→ What to work on: Reproduce the material in full, exactly as written.

○ ○ ○ ○

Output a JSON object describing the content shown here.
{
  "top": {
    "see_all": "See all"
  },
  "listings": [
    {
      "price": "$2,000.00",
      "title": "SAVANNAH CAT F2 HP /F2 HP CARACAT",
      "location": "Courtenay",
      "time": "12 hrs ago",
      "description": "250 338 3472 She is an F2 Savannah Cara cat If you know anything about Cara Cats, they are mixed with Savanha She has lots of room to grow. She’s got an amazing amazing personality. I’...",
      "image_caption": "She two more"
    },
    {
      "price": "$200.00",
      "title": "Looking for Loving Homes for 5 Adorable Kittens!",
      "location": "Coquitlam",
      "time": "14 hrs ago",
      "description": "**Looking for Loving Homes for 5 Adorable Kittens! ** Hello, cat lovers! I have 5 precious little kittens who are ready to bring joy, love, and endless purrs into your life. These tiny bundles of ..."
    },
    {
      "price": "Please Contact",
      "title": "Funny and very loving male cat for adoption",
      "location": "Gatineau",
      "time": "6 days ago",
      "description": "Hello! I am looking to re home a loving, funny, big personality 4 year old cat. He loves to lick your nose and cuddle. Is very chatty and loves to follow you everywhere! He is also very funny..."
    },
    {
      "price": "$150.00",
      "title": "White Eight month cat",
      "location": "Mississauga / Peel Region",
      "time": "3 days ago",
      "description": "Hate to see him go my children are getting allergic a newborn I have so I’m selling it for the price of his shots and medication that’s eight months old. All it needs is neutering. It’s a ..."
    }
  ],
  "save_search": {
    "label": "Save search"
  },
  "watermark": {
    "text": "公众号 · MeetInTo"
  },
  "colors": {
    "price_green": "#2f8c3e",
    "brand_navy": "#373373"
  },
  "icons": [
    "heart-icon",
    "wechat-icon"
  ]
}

○ ○ ○ ○

→ Answer to the problem:
Output a JSON object describing the content shown here.
{
  "top": {
    "see_all": "See all"
  },
  "listings": [
    {
      "price": "$2,000.00",
      "title": "SAVANNAH CAT F2 HP /F2 HP CARACAT",
      "location": "Courtenay",
      "time": "12 hrs ago",
      "description": "250 338 3472 She is an F2 Savannah Cara cat If you know anything about Cara Cats, they are mixed with Savanha She has lots of room to grow. She’s got an amazing amazing personality. I’...",
      "image_caption": "She two more"
    },
    {
      "price": "$200.00",
      "title": "Looking for Loving Homes for 5 Adorable Kittens!",
      "location": "Coquitlam",
      "time": "14 hrs ago",
      "description": "**Looking for Loving Homes for 5 Adorable Kittens! ** Hello, cat lovers! I have 5 precious little kittens who are ready to bring joy, love, and endless purrs into your life. These tiny bundles of ..."
    },
    {
      "price": "Please Contact",
      "title": "Funny and very loving male cat for adoption",
      "location": "Gatineau",
      "time": "6 days ago",
      "description": "Hello! I am looking to re home a loving, funny, big personality 4 year old cat. He loves to lick your nose and cuddle. Is very chatty and loves to follow you everywhere! He is also very funny..."
    },
    {
      "price": "$150.00",
      "title": "White Eight month cat",
      "location": "Mississauga / Peel Region",
      "time": "3 days ago",
      "description": "Hate to see him go my children are getting allergic a newborn I have so I’m selling it for the price of his shots and medication that’s eight months old. All it needs is neutering. It’s a ..."
    }
  ],
  "save_search": {
    "label": "Save search"
  },
  "watermark": {
    "text": "公众号 · MeetInTo"
  },
  "colors": {
    "price_green": "#2f8c3e",
    "brand_navy": "#373373"
  },
  "icons": [
    "heart-icon",
    "wechat-icon"
  ]
}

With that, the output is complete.